#### Direction
Locate the string "nécessaire" in the listing below. Copy every line where it is found.

Extracted data entries
....................
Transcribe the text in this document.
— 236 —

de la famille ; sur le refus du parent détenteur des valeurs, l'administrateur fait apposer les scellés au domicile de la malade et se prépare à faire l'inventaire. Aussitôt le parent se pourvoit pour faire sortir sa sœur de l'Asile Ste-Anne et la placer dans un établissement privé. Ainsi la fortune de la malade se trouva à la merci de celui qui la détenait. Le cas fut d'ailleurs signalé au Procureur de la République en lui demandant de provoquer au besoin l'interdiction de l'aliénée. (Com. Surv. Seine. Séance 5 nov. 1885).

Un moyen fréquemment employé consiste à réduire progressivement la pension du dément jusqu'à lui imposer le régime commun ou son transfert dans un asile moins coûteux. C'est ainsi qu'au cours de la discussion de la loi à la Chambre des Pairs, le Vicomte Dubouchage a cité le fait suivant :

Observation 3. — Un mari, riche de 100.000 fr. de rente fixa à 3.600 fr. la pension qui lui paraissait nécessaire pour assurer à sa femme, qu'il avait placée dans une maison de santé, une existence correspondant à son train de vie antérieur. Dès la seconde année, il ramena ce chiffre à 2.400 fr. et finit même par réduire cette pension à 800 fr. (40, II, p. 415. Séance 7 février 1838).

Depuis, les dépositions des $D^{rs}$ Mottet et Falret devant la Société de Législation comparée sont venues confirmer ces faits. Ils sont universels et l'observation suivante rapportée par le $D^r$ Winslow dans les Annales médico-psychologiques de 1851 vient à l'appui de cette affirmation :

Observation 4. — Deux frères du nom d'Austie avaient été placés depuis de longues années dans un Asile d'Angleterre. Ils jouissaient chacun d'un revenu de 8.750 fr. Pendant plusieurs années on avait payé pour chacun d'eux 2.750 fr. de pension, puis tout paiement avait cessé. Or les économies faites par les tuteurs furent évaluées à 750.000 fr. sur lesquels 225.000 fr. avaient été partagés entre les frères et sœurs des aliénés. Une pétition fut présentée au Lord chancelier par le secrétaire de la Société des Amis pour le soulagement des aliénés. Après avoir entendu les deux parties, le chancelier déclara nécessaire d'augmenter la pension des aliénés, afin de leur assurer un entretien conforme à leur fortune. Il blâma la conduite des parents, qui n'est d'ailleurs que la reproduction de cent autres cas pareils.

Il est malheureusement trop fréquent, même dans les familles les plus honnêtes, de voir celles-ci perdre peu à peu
....................
#### Correct answer
Observation 3. — Un mari, riche de 100.000 fr. de rente fixa à 3.600 fr. la pension qui lui paraissait nécessaire pour assurer à sa femme, qu'il avait placée dans une maison de santé, une existence correspondant à son train de vie antérieur. Dès la seconde année, il ramena ce chiffre à 2.400 fr. et finit même par réduire cette pension à 800 fr. (40, II, p. 415. Séance 7 février 1838).
Observation 4. — Deux frères du nom d'Austie avaient été placés depuis de longues années dans un Asile d'Angleterre. Ils jouissaient chacun d'un revenu de 8.750 fr. Pendant plusieurs années on avait payé pour chacun d'eux 2.750 fr. de pension, puis tout paiement avait cessé. Or les économies faites par les tuteurs furent évaluées à 750.000 fr. sur lesquels 225.000 fr. avaient été partagés entre les frères et sœurs des aliénés. Une pétition fut présentée au Lord chancelier par le secrétaire de la Société des Amis pour le soulagement des aliénés. Après avoir entendu les deux parties, le chancelier déclara nécessaire d'augmenter la pension des aliénés, afin de leur assurer un entretien conforme à leur fortune. Il blâma la conduite des parents, qui n'est d'ailleurs que la reproduction de cent autres cas pareils.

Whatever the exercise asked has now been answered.